* [THE PROBLEM] Reproduce the data in its entirety, exactly as supplied.

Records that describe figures
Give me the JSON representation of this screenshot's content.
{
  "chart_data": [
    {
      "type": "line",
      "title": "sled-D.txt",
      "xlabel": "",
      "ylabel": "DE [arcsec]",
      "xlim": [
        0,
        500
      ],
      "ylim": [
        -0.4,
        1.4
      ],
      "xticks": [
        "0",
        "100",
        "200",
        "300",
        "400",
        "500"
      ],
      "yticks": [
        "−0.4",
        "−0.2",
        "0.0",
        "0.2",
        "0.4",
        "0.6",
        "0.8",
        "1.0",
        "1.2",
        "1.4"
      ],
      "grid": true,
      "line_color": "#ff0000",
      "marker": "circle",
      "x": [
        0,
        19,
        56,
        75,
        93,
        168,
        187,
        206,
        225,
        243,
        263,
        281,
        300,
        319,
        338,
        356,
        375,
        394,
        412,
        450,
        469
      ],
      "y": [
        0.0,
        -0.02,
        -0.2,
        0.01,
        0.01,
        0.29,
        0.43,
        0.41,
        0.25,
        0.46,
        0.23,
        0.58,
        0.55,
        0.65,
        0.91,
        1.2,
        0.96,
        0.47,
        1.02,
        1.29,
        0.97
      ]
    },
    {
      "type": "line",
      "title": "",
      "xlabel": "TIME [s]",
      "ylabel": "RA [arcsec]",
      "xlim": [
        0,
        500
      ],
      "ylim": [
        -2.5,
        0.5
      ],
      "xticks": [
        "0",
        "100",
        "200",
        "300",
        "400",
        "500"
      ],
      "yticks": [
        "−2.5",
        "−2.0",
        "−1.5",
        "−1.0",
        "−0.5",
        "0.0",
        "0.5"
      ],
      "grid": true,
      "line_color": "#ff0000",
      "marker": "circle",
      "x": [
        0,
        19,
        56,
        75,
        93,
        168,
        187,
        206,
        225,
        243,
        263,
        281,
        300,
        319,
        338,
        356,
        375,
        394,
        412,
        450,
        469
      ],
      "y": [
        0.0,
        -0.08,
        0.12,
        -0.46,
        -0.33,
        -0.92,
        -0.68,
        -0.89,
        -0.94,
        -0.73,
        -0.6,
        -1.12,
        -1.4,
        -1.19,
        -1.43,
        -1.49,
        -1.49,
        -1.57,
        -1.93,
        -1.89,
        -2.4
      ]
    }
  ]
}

* [THE COMPLETED TASK]
Give me the JSON representation of this screenshot's content.
{
  "chart_data": [
    {
      "type": "line",
      "title": "sled-D.txt",
      "xlabel": "",
      "ylabel": "DE [arcsec]",
      "xlim": [
        0,
        500
      ],
      "ylim": [
        -0.4,
        1.4
      ],
      "xticks": [
        "0",
        "100",
        "200",
        "300",
        "400",
        "500"
      ],
      "yticks": [
        "−0.4",
        "−0.2",
        "0.0",
        "0.2",
        "0.4",
        "0.6",
        "0.8",
        "1.0",
        "1.2",
        "1.4"
      ],
      "grid": true,
      "line_color": "#ff0000",
      "marker": "circle",
      "x": [
        0,
        19,
        56,
        75,
        93,
        168,
        187,
        206,
        225,
        243,
        263,
        281,
        300,
        319,
        338,
        356,
        375,
        394,
        412,
        450,
        469
      ],
      "y": [
        0.0,
        -0.02,
        -0.2,
        0.01,
        0.01,
        0.29,
        0.43,
        0.41,
        0.25,
        0.46,
        0.23,
        0.58,
        0.55,
        0.65,
        0.91,
        1.2,
        0.96,
        0.47,
        1.02,
        1.29,
        0.97
      ]
    },
    {
      "type": "line",
      "title": "",
      "xlabel": "TIME [s]",
      "ylabel": "RA [arcsec]",
      "xlim": [
        0,
        500
      ],
      "ylim": [
        -2.5,
        0.5
      ],
      "xticks": [
        "0",
        "100",
        "200",
        "300",
        "400",
        "500"
      ],
      "yticks": [
        "−2.5",
        "−2.0",
        "−1.5",
        "−1.0",
        "−0.5",
        "0.0",
        "0.5"
      ],
      "grid": true,
      "line_color": "#ff0000",
      "marker": "circle",
      "x": [
        0,
        19,
        56,
        75,
        93,
        168,
        187,
        206,
        225,
        243,
        263,
        281,
        300,
        319,
        338,
        356,
        375,
        394,
        412,
        450,
        469
      ],
      "y": [
        0.0,
        -0.08,
        0.12,
        -0.46,
        -0.33,
        -0.92,
        -0.68,
        -0.89,
        -0.94,
        -0.73,
        -0.6,
        -1.12,
        -1.4,
        -1.19,
        -1.43,
        -1.49,
        -1.49,
        -1.57,
        -1.93,
        -1.89,
        -2.4
      ]
    }
  ]
}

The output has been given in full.